● SELECTED EXTRACT

•••••

Trimester Net Gain Versus Peers by Grade.
In the trimester-based analysis, the percent increase in the G4-G6 population is larger than that in the K-G3 population; however, a large portion of this difference is because of the small G4-G6 peer group increases (i.e., the lower denominator as discussed above; see Figures 8 and 9). The very large 127% increase in G4-G6 Reading has a standard deviation of 38%, so it could be misrepresented if the data point is an “outlier.”

Trimester point gain versus peers for G4-G6.

Trimester point gain versus peers for K-G3.
Again, it is not clear whether the percent gain is a better metric than simple point gain, for example, if a point gain represents a byte of brainpower, then the actual increment would be more important than the percentage gain. Also, in general, only the very serious chess players continue to play rated tournaments in the fifth and sixth grades; this is shown to be important in a later section (which might explain why G4-G6 might be benefiting more).
Effect of academic percentile
Table 7 shows the net trimester gains of the non-chess, club-only, and USCF player groups as a function of their academic percentile.
Trimester Net Gain Versus Peers by Academic Percentile.
In Table 7, the number of samples in the chess groups is smaller than that in Table 4 because a chess kid that plays only one trimester can cause three 1-year intervals. Although the gains may be more concentrated in this format, the general result is the same as discussed for Table 4—the center quartiles appear to benefit more than the top and bottom quartiles.
The percent gains are larger on Figure 10 than on Figure 6, but note that the errors are rather large on this plot as well. Overall, it once again appears that the middle groups receive a little more benefit, but all groups gain significantly.

Trimester point gain versus peers by academic percentile.
Test Score Gains as a Function of Tournaments Played
The previous sections show that the kids who are serious about and learn chess (play in rated tournaments) substantially increase their MAP scores. This leads to a follow-on question—is there a correlation between the number of tournaments played and an increase in MAP scores? We modified our methodology to separate kids that played more than five USCF tournaments from those that played ≤5 over the course of a year, and the results are shown in Table 8.
Yearly Score Gain Versus Peers, Separating Those who Played in More Than Five Rated Tourneys.
It can be seen from Table 8 that kids who play in lots of (>5) rated chess tournaments in 1 year gain significantly more points (4.27-point gain vs. peers) than those who play in relatively few (2.25-point gain vs. peers). This is consistent with the overall conclusion of the previous sections. If learning chess (playing in rated tournaments) improves Math scores, then it would follow that the more you learn chess (more tournaments) the more your Math scores would improve. The gains in Reading in Table 8 remain small to modest for all classes of chess player.

•••••

● RECORD SET
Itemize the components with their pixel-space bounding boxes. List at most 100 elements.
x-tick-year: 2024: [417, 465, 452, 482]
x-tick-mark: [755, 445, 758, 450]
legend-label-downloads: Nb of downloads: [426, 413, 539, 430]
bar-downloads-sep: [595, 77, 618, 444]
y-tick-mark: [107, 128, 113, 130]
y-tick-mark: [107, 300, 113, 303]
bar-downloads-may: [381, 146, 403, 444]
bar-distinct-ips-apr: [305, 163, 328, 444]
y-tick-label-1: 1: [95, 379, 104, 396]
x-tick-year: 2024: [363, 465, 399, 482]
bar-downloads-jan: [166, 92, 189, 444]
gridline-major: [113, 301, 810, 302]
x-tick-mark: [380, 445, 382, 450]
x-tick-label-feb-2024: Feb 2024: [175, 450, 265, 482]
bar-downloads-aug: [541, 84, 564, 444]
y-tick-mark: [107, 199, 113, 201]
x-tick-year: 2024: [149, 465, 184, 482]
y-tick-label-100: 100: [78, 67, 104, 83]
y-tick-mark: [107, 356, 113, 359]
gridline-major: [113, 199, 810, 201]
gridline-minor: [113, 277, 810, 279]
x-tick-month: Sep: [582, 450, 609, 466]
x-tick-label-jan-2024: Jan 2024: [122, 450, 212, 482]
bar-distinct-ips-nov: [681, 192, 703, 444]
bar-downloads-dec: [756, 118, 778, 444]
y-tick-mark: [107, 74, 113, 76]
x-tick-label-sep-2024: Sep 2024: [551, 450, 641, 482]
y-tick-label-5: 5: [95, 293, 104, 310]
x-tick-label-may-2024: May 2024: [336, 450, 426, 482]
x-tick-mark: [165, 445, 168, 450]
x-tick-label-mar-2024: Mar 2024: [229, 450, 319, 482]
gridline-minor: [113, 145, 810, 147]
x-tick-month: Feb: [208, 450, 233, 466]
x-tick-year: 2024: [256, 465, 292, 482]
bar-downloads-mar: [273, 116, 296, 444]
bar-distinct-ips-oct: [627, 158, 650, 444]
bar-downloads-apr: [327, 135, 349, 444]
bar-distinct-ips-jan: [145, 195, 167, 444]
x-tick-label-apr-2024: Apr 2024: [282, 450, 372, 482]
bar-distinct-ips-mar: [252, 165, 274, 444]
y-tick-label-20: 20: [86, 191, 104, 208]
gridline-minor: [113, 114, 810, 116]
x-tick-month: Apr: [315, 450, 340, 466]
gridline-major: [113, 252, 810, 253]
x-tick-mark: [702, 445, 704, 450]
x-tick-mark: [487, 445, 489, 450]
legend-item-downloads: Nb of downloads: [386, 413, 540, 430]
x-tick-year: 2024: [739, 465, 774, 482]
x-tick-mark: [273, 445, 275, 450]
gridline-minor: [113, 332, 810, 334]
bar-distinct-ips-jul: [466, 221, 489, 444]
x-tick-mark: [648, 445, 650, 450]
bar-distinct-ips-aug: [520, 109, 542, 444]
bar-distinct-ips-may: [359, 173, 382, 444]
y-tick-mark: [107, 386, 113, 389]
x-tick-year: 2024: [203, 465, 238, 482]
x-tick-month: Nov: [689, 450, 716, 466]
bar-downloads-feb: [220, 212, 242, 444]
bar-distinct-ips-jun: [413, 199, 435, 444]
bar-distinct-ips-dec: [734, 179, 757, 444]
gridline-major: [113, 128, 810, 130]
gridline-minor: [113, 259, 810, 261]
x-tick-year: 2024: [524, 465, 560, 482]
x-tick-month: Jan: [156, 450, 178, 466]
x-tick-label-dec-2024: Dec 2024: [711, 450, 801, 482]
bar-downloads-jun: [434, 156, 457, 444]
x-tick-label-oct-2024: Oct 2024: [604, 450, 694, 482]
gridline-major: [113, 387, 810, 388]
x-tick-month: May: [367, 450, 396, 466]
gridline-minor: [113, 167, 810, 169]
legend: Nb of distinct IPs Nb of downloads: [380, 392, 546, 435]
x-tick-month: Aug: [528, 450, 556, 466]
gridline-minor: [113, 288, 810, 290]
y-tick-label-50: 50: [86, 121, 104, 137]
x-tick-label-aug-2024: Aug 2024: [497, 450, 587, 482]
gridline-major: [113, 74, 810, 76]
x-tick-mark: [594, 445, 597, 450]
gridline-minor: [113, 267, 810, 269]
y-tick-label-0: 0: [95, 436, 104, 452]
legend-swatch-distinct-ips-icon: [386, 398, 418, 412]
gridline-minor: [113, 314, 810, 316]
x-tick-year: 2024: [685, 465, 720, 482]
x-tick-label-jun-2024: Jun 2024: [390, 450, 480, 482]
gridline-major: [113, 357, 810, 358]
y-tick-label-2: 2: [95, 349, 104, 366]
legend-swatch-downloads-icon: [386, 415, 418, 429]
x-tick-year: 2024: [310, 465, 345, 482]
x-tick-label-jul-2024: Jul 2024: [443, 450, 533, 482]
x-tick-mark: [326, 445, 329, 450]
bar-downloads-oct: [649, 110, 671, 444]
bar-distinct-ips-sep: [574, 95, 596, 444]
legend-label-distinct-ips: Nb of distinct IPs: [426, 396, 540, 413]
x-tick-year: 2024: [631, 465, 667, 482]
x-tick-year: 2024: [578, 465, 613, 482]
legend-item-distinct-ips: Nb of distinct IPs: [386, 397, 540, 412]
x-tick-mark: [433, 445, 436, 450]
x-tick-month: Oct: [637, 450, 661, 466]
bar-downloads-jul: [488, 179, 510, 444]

•••••

List every table and figure that the text on chess and MAP test scores refers to by number.

Figure 8, Figure 9, Table 7, Table 4, Figure 10, Figure 6, Table 8